Task objective: Copy out the records in full, word for word, without pictures.

--- Raw records ---

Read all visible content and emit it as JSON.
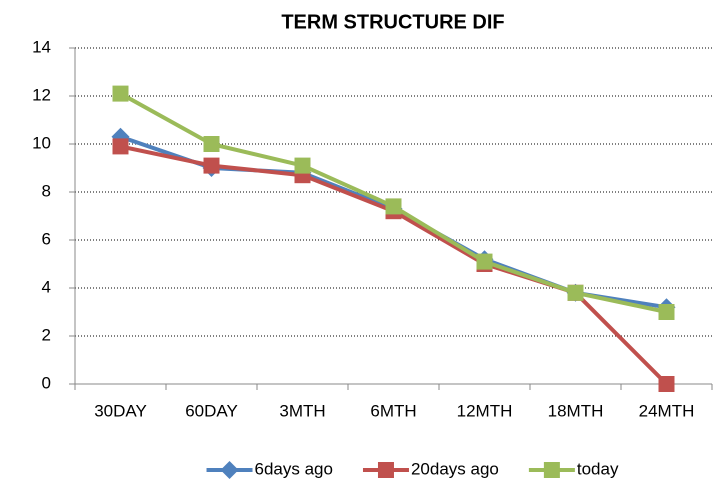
{
  "chart_data": {
    "type": "line",
    "title": "TERM STRUCTURE DIF",
    "categories": [
      "30DAY",
      "60DAY",
      "3MTH",
      "6MTH",
      "12MTH",
      "18MTH",
      "24MTH"
    ],
    "series": [
      {
        "name": "6days ago",
        "color": "#4f81bd",
        "marker": "diamond",
        "values": [
          10.3,
          9.0,
          8.8,
          7.3,
          5.2,
          3.8,
          3.2
        ]
      },
      {
        "name": "20days ago",
        "color": "#c0504d",
        "marker": "square",
        "values": [
          9.9,
          9.1,
          8.7,
          7.2,
          5.0,
          3.8,
          0.0
        ]
      },
      {
        "name": "today",
        "color": "#9bbb59",
        "marker": "square",
        "values": [
          12.1,
          10.0,
          9.1,
          7.4,
          5.1,
          3.8,
          3.0
        ]
      }
    ],
    "ylim": [
      0,
      14
    ],
    "yticks": [
      0,
      2,
      4,
      6,
      8,
      10,
      12,
      14
    ],
    "grid": true,
    "legend": "bottom"
  }
}
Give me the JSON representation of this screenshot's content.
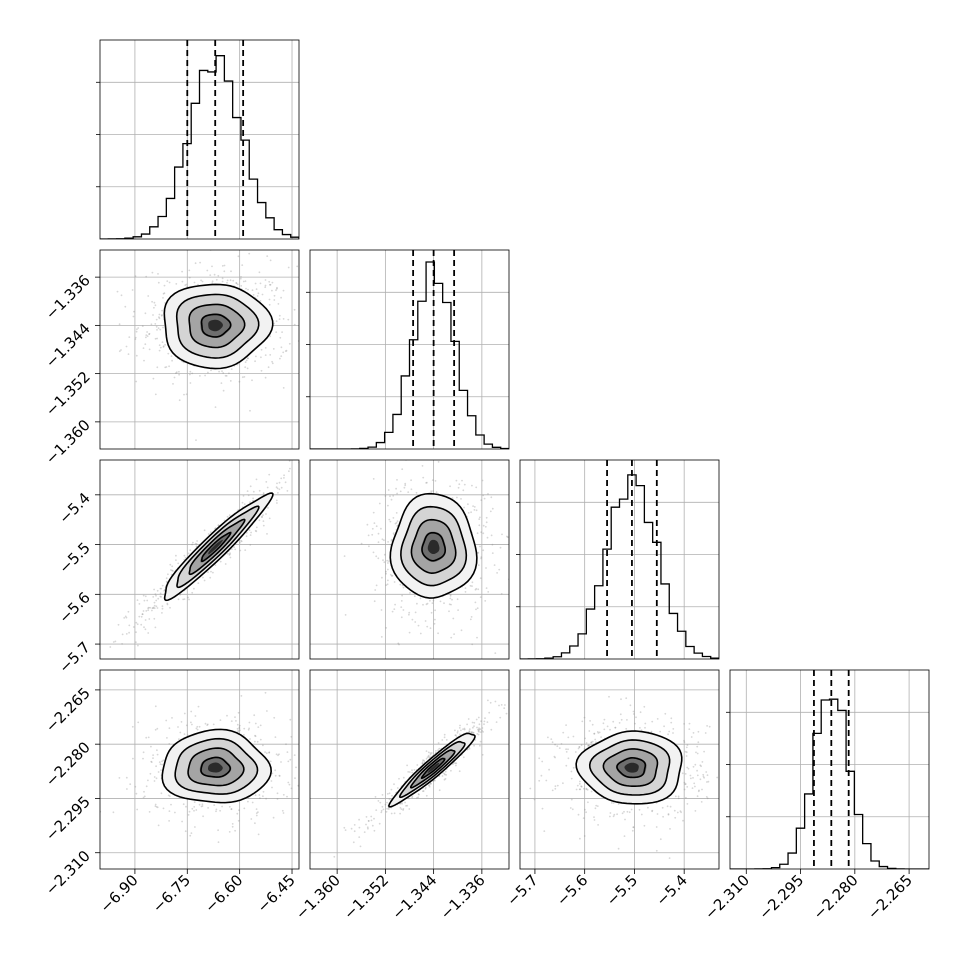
{
  "chart_data": {
    "type": "corner",
    "grid": true,
    "colors": {
      "marks": "#000000",
      "grid": "#b0b0b0",
      "points": "#8c8c8c",
      "background": "#ffffff"
    },
    "params": [
      {
        "range": [
          -7.0,
          -6.43
        ],
        "ticks": [
          -6.9,
          -6.75,
          -6.6,
          -6.45
        ],
        "tick_labels": [
          "−6.90",
          "−6.75",
          "−6.60",
          "−6.45"
        ],
        "mean": -6.67,
        "sigma": 0.075,
        "quantiles": [
          -6.75,
          -6.67,
          -6.59
        ]
      },
      {
        "range": [
          -1.3645,
          -1.3315
        ],
        "ticks": [
          -1.36,
          -1.352,
          -1.344,
          -1.336
        ],
        "tick_labels": [
          "−1.360",
          "−1.352",
          "−1.344",
          "−1.336"
        ],
        "mean": -1.344,
        "sigma": 0.0034,
        "quantiles": [
          -1.3474,
          -1.344,
          -1.3406
        ]
      },
      {
        "range": [
          -5.73,
          -5.33
        ],
        "ticks": [
          -5.7,
          -5.6,
          -5.5,
          -5.4
        ],
        "tick_labels": [
          "−5.7",
          "−5.6",
          "−5.5",
          "−5.4"
        ],
        "mean": -5.505,
        "sigma": 0.051,
        "quantiles": [
          -5.555,
          -5.505,
          -5.455
        ]
      },
      {
        "range": [
          -2.3145,
          -2.2595
        ],
        "ticks": [
          -2.31,
          -2.295,
          -2.28,
          -2.265
        ],
        "tick_labels": [
          "−2.310",
          "−2.295",
          "−2.280",
          "−2.265"
        ],
        "mean": -2.2865,
        "sigma": 0.0049,
        "quantiles": [
          -2.2913,
          -2.2865,
          -2.2817
        ]
      }
    ],
    "correlations": [
      {
        "pair": [
          0,
          1
        ],
        "rho": 0.0
      },
      {
        "pair": [
          0,
          2
        ],
        "rho": 0.95
      },
      {
        "pair": [
          1,
          2
        ],
        "rho": 0.0
      },
      {
        "pair": [
          0,
          3
        ],
        "rho": 0.0
      },
      {
        "pair": [
          1,
          3
        ],
        "rho": 0.95
      },
      {
        "pair": [
          2,
          3
        ],
        "rho": 0.0
      }
    ]
  }
}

---

The solution:
Read all visible content and emit it as JSON.
{
  "chart_data": {
    "type": "line",
    "title": "TERM STRUCTURE DIF",
    "categories": [
      "30DAY",
      "60DAY",
      "3MTH",
      "6MTH",
      "12MTH",
      "18MTH",
      "24MTH"
    ],
    "series": [
      {
        "name": "6days ago",
        "color": "#4f81bd",
        "marker": "diamond",
        "values": [
          10.3,
          9.0,
          8.8,
          7.3,
          5.2,
          3.8,
          3.2
        ]
      },
      {
        "name": "20days ago",
        "color": "#c0504d",
        "marker": "square",
        "values": [
          9.9,
          9.1,
          8.7,
          7.2,
          5.0,
          3.8,
          0.0
        ]
      },
      {
        "name": "today",
        "color": "#9bbb59",
        "marker": "square",
        "values": [
          12.1,
          10.0,
          9.1,
          7.4,
          5.1,
          3.8,
          3.0
        ]
      }
    ],
    "ylim": [
      0,
      14
    ],
    "yticks": [
      0,
      2,
      4,
      6,
      8,
      10,
      12,
      14
    ],
    "grid": true,
    "legend": "bottom"
  }
}
Give me the JSON representation of this screenshot's content.
{
  "chart_data": {
    "type": "corner",
    "grid": true,
    "colors": {
      "marks": "#000000",
      "grid": "#b0b0b0",
      "points": "#8c8c8c",
      "background": "#ffffff"
    },
    "params": [
      {
        "range": [
          -7.0,
          -6.43
        ],
        "ticks": [
          -6.9,
          -6.75,
          -6.6,
          -6.45
        ],
        "tick_labels": [
          "−6.90",
          "−6.75",
          "−6.60",
          "−6.45"
        ],
        "mean": -6.67,
        "sigma": 0.075,
        "quantiles": [
          -6.75,
          -6.67,
          -6.59
        ]
      },
      {
        "range": [
          -1.3645,
          -1.3315
        ],
        "ticks": [
          -1.36,
          -1.352,
          -1.344,
          -1.336
        ],
        "tick_labels": [
          "−1.360",
          "−1.352",
          "−1.344",
          "−1.336"
        ],
        "mean": -1.344,
        "sigma": 0.0034,
        "quantiles": [
          -1.3474,
          -1.344,
          -1.3406
        ]
      },
      {
        "range": [
          -5.73,
          -5.33
        ],
        "ticks": [
          -5.7,
          -5.6,
          -5.5,
          -5.4
        ],
        "tick_labels": [
          "−5.7",
          "−5.6",
          "−5.5",
          "−5.4"
        ],
        "mean": -5.505,
        "sigma": 0.051,
        "quantiles": [
          -5.555,
          -5.505,
          -5.455
        ]
      },
      {
        "range": [
          -2.3145,
          -2.2595
        ],
        "ticks": [
          -2.31,
          -2.295,
          -2.28,
          -2.265
        ],
        "tick_labels": [
          "−2.310",
          "−2.295",
          "−2.280",
          "−2.265"
        ],
        "mean": -2.2865,
        "sigma": 0.0049,
        "quantiles": [
          -2.2913,
          -2.2865,
          -2.2817
        ]
      }
    ],
    "correlations": [
      {
        "pair": [
          0,
          1
        ],
        "rho": 0.0
      },
      {
        "pair": [
          0,
          2
        ],
        "rho": 0.95
      },
      {
        "pair": [
          1,
          2
        ],
        "rho": 0.0
      },
      {
        "pair": [
          0,
          3
        ],
        "rho": 0.0
      },
      {
        "pair": [
          1,
          3
        ],
        "rho": 0.95
      },
      {
        "pair": [
          2,
          3
        ],
        "rho": 0.0
      }
    ]
  }
}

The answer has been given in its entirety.